### [What to do]
Locate the word "Canada" in the data below, then copy every line that holds it.

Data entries
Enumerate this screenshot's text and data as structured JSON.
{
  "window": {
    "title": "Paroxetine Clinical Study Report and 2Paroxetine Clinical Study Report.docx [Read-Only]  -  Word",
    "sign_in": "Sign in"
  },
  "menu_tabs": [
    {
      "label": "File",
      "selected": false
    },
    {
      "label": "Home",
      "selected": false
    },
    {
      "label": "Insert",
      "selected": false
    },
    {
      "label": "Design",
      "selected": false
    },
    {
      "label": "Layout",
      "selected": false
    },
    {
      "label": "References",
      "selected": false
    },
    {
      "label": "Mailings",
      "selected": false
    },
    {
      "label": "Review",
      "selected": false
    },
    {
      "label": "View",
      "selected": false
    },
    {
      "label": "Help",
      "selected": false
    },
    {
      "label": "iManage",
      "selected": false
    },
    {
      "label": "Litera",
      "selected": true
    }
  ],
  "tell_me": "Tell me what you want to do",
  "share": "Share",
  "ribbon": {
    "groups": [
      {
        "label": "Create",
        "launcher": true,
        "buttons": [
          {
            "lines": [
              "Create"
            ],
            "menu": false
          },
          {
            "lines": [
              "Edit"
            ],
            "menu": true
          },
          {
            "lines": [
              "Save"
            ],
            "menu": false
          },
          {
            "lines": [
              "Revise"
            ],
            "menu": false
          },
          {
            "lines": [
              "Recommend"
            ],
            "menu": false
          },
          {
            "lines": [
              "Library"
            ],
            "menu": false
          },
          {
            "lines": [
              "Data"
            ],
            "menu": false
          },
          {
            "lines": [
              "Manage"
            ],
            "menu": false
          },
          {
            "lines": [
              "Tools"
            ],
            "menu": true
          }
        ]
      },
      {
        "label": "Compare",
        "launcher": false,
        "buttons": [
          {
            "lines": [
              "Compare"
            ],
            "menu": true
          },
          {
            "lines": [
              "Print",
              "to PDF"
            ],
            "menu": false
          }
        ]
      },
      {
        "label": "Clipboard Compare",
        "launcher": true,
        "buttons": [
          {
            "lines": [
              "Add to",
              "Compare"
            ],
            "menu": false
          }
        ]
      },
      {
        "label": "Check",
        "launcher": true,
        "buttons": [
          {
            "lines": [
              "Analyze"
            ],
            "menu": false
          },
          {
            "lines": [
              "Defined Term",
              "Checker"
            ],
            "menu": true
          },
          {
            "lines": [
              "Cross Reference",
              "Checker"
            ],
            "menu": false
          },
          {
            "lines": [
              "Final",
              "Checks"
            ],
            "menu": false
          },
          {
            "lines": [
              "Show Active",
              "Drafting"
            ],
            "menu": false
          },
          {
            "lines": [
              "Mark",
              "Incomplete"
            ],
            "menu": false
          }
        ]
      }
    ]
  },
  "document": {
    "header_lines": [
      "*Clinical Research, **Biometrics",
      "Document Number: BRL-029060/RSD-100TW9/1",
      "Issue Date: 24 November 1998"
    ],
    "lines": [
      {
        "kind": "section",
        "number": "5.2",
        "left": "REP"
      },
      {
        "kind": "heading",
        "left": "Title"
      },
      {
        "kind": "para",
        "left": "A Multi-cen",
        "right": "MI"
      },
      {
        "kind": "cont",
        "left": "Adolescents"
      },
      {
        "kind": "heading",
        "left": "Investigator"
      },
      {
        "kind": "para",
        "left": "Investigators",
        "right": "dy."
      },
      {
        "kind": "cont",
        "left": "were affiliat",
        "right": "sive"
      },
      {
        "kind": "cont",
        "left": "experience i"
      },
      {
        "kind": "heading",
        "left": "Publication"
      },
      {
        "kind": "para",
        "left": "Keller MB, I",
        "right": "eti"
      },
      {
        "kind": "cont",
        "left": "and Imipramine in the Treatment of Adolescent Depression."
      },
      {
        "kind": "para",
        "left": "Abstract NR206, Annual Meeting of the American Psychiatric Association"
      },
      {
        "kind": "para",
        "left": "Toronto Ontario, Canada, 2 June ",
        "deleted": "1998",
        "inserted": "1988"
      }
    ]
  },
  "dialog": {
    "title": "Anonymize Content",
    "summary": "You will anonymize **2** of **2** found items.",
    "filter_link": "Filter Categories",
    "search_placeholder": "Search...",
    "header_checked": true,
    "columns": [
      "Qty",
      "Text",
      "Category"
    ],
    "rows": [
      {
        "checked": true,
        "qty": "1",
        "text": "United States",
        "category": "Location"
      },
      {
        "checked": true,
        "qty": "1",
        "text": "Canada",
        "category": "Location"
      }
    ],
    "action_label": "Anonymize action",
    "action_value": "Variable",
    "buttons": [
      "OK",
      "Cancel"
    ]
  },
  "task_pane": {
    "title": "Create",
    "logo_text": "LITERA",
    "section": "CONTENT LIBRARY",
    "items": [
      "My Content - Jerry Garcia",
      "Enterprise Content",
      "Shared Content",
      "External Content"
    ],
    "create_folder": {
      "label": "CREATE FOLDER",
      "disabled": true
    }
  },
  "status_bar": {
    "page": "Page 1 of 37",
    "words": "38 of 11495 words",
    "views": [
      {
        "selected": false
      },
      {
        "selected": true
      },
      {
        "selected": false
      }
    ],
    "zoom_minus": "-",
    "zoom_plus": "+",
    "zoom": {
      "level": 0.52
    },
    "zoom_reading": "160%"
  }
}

### [Solved problem]
        "left": "Toronto Ontario, Canada, 2 June ",
        "text": "Canada",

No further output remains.